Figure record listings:

------------------------

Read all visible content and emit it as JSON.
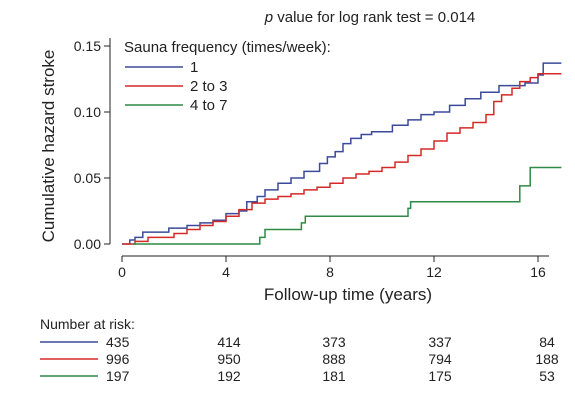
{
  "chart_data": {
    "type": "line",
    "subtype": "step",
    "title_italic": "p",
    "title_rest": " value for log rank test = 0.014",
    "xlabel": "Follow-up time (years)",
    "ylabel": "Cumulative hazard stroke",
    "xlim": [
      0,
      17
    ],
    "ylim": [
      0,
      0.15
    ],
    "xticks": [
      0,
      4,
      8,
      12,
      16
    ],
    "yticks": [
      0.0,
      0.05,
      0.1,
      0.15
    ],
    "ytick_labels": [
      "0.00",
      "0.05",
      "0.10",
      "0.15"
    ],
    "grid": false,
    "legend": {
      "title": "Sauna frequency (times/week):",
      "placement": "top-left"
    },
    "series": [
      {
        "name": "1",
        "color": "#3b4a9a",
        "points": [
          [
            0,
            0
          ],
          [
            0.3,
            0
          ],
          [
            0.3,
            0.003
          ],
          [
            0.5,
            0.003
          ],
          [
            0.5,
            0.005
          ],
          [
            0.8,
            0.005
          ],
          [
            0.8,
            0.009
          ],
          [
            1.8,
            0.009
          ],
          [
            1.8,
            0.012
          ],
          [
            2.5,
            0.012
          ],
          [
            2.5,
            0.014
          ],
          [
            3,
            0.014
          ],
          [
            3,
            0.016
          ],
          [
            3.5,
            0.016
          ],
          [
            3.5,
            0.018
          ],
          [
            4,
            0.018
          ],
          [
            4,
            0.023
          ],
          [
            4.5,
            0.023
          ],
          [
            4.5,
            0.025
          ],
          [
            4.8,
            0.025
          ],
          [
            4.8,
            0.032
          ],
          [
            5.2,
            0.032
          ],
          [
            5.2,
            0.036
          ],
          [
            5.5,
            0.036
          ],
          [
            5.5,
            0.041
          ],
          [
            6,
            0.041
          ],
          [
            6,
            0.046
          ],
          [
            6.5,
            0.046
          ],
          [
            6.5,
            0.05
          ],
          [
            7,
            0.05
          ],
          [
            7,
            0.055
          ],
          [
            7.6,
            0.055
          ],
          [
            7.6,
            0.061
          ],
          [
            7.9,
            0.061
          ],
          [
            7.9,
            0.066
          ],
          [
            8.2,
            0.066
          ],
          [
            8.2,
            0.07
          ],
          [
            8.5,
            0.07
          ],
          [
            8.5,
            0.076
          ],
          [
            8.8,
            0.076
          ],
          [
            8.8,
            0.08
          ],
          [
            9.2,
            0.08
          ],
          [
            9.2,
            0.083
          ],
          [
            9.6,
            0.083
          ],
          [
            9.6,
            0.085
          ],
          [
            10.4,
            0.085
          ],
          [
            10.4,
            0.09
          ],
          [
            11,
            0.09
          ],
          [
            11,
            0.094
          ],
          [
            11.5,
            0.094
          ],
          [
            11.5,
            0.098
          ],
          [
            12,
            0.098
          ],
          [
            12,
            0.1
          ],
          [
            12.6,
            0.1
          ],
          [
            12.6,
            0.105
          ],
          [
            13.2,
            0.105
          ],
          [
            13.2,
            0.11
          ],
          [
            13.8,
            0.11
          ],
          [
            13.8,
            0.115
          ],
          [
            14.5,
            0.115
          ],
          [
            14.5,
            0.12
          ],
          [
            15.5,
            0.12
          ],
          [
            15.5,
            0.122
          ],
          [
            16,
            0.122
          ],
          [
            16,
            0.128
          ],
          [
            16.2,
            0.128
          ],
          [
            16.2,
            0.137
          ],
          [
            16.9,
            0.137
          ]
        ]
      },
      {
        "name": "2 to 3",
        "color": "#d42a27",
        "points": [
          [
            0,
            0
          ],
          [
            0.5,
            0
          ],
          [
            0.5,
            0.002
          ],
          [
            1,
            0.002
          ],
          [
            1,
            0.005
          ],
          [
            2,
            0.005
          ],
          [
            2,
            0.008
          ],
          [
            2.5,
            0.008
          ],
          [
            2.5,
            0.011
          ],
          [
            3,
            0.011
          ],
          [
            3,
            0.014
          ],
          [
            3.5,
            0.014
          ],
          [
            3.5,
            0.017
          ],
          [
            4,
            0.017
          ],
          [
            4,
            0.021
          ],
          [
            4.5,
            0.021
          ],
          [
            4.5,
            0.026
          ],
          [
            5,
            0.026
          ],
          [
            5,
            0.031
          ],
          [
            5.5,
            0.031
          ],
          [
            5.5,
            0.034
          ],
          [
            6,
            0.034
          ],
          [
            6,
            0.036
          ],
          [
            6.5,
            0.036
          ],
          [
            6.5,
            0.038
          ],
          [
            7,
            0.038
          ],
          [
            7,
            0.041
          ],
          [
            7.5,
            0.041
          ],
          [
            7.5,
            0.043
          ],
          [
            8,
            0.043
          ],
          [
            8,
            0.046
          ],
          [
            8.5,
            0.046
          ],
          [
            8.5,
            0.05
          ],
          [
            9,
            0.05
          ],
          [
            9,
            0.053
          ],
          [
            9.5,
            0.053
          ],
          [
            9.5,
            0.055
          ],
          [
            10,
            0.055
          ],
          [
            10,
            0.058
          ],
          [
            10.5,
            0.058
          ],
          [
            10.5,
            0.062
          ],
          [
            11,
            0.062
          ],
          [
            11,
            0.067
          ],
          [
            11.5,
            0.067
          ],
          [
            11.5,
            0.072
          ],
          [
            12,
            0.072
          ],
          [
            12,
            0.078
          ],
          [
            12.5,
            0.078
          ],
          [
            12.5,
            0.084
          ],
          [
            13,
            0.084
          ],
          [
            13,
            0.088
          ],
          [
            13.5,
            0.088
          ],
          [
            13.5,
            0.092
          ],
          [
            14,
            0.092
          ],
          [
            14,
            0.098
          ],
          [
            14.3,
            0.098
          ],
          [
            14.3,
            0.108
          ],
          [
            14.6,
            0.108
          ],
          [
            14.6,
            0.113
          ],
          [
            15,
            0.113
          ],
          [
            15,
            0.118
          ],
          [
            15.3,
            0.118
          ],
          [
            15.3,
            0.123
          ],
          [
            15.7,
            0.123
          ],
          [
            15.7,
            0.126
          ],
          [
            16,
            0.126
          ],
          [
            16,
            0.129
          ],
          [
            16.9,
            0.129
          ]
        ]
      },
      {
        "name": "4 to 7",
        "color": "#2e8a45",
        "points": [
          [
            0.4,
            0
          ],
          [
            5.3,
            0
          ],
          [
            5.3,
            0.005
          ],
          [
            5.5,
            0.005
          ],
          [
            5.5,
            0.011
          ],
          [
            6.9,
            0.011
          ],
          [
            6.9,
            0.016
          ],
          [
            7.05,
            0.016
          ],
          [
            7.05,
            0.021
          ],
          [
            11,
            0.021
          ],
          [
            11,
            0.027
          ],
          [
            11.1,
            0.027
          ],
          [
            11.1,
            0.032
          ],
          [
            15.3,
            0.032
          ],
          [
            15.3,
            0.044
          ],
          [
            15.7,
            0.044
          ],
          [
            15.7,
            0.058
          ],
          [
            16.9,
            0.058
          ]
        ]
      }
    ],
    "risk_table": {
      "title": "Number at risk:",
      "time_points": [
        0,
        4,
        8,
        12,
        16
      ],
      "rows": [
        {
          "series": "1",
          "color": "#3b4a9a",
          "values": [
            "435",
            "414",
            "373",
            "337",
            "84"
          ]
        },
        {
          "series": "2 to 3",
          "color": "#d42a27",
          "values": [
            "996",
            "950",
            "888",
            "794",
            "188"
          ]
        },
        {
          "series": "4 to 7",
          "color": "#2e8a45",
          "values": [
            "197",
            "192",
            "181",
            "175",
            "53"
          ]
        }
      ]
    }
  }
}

------------------------

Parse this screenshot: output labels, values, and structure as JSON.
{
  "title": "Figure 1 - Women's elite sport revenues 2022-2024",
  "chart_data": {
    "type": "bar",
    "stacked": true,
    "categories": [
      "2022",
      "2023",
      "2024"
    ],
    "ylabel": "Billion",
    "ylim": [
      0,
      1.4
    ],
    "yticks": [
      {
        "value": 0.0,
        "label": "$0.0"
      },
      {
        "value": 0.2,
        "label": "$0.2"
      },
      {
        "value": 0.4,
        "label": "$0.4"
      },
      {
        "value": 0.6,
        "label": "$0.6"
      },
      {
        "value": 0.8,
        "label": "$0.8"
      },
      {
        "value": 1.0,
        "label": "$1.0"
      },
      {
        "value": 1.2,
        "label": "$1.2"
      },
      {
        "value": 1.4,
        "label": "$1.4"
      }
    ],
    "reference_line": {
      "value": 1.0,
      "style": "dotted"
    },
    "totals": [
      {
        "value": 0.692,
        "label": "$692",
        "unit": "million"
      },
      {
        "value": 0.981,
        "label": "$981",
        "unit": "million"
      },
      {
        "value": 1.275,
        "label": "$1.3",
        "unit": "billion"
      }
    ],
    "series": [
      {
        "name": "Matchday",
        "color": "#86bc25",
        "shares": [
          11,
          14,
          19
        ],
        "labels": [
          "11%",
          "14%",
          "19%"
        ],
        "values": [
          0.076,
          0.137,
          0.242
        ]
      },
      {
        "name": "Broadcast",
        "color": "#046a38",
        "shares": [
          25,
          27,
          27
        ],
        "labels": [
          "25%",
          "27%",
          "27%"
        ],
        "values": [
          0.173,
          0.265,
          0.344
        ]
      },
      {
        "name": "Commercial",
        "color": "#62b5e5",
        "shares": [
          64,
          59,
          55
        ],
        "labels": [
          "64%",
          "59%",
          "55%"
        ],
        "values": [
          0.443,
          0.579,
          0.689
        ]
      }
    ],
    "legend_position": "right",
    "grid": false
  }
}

------------------------

■ AIM: In the entries above, find each line with the string "color" and copy it.

■ CORRECT RESULT:
        "color": "#3b4a9a",
        "color": "#d42a27",
        "color": "#2e8a45",
          "color": "#3b4a9a",
          "color": "#d42a27",
          "color": "#2e8a45",
        "color": "#86bc25",
        "color": "#046a38",
        "color": "#62b5e5",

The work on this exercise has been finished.